#### [Goal]
Reproduce each line of the material below verbatim, without any changes.
-- START OF Available records --
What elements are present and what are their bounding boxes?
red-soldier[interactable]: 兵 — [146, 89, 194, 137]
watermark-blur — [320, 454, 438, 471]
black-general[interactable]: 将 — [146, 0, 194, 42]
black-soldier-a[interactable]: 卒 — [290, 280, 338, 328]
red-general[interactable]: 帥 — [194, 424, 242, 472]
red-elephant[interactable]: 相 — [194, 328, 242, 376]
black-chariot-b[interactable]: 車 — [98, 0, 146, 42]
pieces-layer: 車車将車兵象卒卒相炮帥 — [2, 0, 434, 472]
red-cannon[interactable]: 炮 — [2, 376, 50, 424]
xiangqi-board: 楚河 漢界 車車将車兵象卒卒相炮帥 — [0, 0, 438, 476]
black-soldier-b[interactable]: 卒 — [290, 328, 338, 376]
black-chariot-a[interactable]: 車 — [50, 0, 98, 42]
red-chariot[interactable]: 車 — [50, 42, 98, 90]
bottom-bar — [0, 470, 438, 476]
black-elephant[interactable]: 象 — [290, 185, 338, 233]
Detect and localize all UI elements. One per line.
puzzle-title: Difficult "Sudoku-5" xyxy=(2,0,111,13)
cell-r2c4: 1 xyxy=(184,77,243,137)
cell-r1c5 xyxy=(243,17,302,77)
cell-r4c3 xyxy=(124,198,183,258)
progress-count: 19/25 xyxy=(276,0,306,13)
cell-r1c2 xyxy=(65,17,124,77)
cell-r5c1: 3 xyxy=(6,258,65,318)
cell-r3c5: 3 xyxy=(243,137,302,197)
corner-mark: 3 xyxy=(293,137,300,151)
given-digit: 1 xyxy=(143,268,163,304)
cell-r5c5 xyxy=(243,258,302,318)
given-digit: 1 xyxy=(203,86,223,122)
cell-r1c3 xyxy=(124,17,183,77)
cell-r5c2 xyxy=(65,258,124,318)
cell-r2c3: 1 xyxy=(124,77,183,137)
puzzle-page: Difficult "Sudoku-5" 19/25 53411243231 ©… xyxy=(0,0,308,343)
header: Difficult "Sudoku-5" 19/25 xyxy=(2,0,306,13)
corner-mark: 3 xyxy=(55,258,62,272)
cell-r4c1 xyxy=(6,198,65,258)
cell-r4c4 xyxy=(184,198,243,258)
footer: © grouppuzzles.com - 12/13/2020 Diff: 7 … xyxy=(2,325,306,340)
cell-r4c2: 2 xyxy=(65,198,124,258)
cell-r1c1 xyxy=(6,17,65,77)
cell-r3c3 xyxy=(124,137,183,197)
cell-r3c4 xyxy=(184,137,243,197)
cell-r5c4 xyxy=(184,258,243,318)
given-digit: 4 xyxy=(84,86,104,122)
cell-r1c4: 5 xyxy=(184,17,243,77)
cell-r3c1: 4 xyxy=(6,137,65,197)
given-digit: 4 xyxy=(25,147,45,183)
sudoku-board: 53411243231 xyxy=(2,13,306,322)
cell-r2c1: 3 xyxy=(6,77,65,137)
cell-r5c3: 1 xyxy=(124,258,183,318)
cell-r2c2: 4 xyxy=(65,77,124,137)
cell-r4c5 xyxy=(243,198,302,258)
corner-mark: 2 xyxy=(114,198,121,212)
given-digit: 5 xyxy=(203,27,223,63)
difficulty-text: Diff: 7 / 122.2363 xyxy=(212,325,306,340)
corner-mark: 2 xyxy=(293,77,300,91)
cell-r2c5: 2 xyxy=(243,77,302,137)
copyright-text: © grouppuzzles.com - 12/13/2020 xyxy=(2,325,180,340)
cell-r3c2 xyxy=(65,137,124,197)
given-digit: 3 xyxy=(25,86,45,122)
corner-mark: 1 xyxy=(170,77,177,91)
-- END OF Available records --
#### [Full answer]
What elements are present and what are their bounding boxes?
red-soldier[interactable]: 兵 — [146, 89, 194, 137]
watermark-blur — [320, 454, 438, 471]
black-general[interactable]: 将 — [146, 0, 194, 42]
black-soldier-a[interactable]: 卒 — [290, 280, 338, 328]
red-general[interactable]: 帥 — [194, 424, 242, 472]
red-elephant[interactable]: 相 — [194, 328, 242, 376]
black-chariot-b[interactable]: 車 — [98, 0, 146, 42]
pieces-layer: 車車将車兵象卒卒相炮帥 — [2, 0, 434, 472]
red-cannon[interactable]: 炮 — [2, 376, 50, 424]
xiangqi-board: 楚河 漢界 車車将車兵象卒卒相炮帥 — [0, 0, 438, 476]
black-soldier-b[interactable]: 卒 — [290, 328, 338, 376]
black-chariot-a[interactable]: 車 — [50, 0, 98, 42]
red-chariot[interactable]: 車 — [50, 42, 98, 90]
bottom-bar — [0, 470, 438, 476]
black-elephant[interactable]: 象 — [290, 185, 338, 233]
Detect and localize all UI elements. One per line.
puzzle-title: Difficult "Sudoku-5" xyxy=(2,0,111,13)
cell-r2c4: 1 xyxy=(184,77,243,137)
cell-r1c5 xyxy=(243,17,302,77)
cell-r4c3 xyxy=(124,198,183,258)
progress-count: 19/25 xyxy=(276,0,306,13)
cell-r1c2 xyxy=(65,17,124,77)
cell-r5c1: 3 xyxy=(6,258,65,318)
cell-r3c5: 3 xyxy=(243,137,302,197)
corner-mark: 3 xyxy=(293,137,300,151)
given-digit: 1 xyxy=(143,268,163,304)
cell-r5c5 xyxy=(243,258,302,318)
given-digit: 1 xyxy=(203,86,223,122)
cell-r1c3 xyxy=(124,17,183,77)
cell-r5c2 xyxy=(65,258,124,318)
cell-r2c3: 1 xyxy=(124,77,183,137)
puzzle-page: Difficult "Sudoku-5" 19/25 53411243231 ©… xyxy=(0,0,308,343)
header: Difficult "Sudoku-5" 19/25 xyxy=(2,0,306,13)
corner-mark: 3 xyxy=(55,258,62,272)
cell-r4c1 xyxy=(6,198,65,258)
cell-r4c4 xyxy=(184,198,243,258)
footer: © grouppuzzles.com - 12/13/2020 Diff: 7 … xyxy=(2,325,306,340)
cell-r4c2: 2 xyxy=(65,198,124,258)
cell-r1c1 xyxy=(6,17,65,77)
cell-r3c3 xyxy=(124,137,183,197)
cell-r3c4 xyxy=(184,137,243,197)
cell-r5c4 xyxy=(184,258,243,318)
given-digit: 4 xyxy=(84,86,104,122)
cell-r1c4: 5 xyxy=(184,17,243,77)
cell-r3c1: 4 xyxy=(6,137,65,197)
given-digit: 4 xyxy=(25,147,45,183)
sudoku-board: 53411243231 xyxy=(2,13,306,322)
cell-r2c1: 3 xyxy=(6,77,65,137)
cell-r5c3: 1 xyxy=(124,258,183,318)
cell-r2c2: 4 xyxy=(65,77,124,137)
cell-r4c5 xyxy=(243,198,302,258)
corner-mark: 2 xyxy=(114,198,121,212)
given-digit: 5 xyxy=(203,27,223,63)
difficulty-text: Diff: 7 / 122.2363 xyxy=(212,325,306,340)
corner-mark: 2 xyxy=(293,77,300,91)
cell-r2c5: 2 xyxy=(243,77,302,137)
copyright-text: © grouppuzzles.com - 12/13/2020 xyxy=(2,325,180,340)
cell-r3c2 xyxy=(65,137,124,197)
given-digit: 3 xyxy=(25,86,45,122)
corner-mark: 1 xyxy=(170,77,177,91)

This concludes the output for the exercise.